[THE EXERCISE] Output every entry exactly as given.

[SUPPLIED MATERIAL]

>>>>

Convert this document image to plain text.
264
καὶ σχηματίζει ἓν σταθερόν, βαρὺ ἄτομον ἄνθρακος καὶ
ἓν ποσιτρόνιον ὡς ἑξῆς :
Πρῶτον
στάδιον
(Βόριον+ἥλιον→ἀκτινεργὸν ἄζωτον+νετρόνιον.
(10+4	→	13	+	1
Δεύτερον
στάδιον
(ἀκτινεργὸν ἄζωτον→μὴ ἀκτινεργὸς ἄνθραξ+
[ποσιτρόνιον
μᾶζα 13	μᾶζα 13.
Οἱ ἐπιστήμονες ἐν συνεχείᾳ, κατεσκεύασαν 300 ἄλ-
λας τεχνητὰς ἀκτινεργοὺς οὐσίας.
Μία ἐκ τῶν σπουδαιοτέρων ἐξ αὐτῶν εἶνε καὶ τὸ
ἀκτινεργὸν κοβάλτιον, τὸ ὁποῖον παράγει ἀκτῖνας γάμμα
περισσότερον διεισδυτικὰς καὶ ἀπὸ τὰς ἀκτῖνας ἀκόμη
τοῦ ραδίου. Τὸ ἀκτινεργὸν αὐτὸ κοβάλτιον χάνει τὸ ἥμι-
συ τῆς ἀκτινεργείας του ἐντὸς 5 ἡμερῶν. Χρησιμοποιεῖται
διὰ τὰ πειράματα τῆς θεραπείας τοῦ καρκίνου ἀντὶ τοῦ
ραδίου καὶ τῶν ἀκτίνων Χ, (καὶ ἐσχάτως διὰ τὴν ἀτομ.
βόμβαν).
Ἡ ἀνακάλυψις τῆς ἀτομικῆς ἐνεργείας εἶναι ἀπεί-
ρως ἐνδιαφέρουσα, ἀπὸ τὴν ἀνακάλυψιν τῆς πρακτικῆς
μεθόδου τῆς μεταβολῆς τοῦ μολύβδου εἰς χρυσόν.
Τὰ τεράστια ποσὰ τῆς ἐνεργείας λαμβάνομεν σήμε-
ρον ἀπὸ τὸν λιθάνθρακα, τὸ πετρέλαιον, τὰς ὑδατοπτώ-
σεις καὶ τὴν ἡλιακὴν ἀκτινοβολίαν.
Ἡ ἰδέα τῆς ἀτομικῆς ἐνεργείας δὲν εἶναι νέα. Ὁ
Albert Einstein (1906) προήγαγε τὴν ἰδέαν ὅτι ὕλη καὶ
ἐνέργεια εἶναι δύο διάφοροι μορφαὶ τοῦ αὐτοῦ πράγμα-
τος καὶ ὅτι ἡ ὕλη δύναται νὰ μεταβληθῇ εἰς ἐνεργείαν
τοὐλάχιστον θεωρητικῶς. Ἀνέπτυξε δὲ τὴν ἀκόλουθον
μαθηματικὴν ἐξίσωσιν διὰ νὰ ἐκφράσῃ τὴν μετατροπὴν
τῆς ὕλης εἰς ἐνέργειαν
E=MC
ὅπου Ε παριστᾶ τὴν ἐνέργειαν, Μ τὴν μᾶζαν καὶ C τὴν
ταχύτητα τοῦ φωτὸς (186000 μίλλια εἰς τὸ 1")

<<<<

[TASK OUTPUT]
Convert this document image to plain text.
264
καὶ σχηματίζει ἓν σταθερόν, βαρὺ ἄτομον ἄνθρακος καὶ
ἓν ποσιτρόνιον ὡς ἑξῆς :
Πρῶτον
στάδιον
(Βόριον+ἥλιον→ἀκτινεργὸν ἄζωτον+νετρόνιον.
(10+4	→	13	+	1
Δεύτερον
στάδιον
(ἀκτινεργὸν ἄζωτον→μὴ ἀκτινεργὸς ἄνθραξ+
[ποσιτρόνιον
μᾶζα 13	μᾶζα 13.
Οἱ ἐπιστήμονες ἐν συνεχείᾳ, κατεσκεύασαν 300 ἄλ-
λας τεχνητὰς ἀκτινεργοὺς οὐσίας.
Μία ἐκ τῶν σπουδαιοτέρων ἐξ αὐτῶν εἶνε καὶ τὸ
ἀκτινεργὸν κοβάλτιον, τὸ ὁποῖον παράγει ἀκτῖνας γάμμα
περισσότερον διεισδυτικὰς καὶ ἀπὸ τὰς ἀκτῖνας ἀκόμη
τοῦ ραδίου. Τὸ ἀκτινεργὸν αὐτὸ κοβάλτιον χάνει τὸ ἥμι-
συ τῆς ἀκτινεργείας του ἐντὸς 5 ἡμερῶν. Χρησιμοποιεῖται
διὰ τὰ πειράματα τῆς θεραπείας τοῦ καρκίνου ἀντὶ τοῦ
ραδίου καὶ τῶν ἀκτίνων Χ, (καὶ ἐσχάτως διὰ τὴν ἀτομ.
βόμβαν).
Ἡ ἀνακάλυψις τῆς ἀτομικῆς ἐνεργείας εἶναι ἀπεί-
ρως ἐνδιαφέρουσα, ἀπὸ τὴν ἀνακάλυψιν τῆς πρακτικῆς
μεθόδου τῆς μεταβολῆς τοῦ μολύβδου εἰς χρυσόν.
Τὰ τεράστια ποσὰ τῆς ἐνεργείας λαμβάνομεν σήμε-
ρον ἀπὸ τὸν λιθάνθρακα, τὸ πετρέλαιον, τὰς ὑδατοπτώ-
σεις καὶ τὴν ἡλιακὴν ἀκτινοβολίαν.
Ἡ ἰδέα τῆς ἀτομικῆς ἐνεργείας δὲν εἶναι νέα. Ὁ
Albert Einstein (1906) προήγαγε τὴν ἰδέαν ὅτι ὕλη καὶ
ἐνέργεια εἶναι δύο διάφοροι μορφαὶ τοῦ αὐτοῦ πράγμα-
τος καὶ ὅτι ἡ ὕλη δύναται νὰ μεταβληθῇ εἰς ἐνεργείαν
τοὐλάχιστον θεωρητικῶς. Ἀνέπτυξε δὲ τὴν ἀκόλουθον
μαθηματικὴν ἐξίσωσιν διὰ νὰ ἐκφράσῃ τὴν μετατροπὴν
τῆς ὕλης εἰς ἐνέργειαν
E=MC
ὅπου Ε παριστᾶ τὴν ἐνέργειαν, Μ τὴν μᾶζαν καὶ C τὴν
ταχύτητα τοῦ φωτὸς (186000 μίλλια εἰς τὸ 1")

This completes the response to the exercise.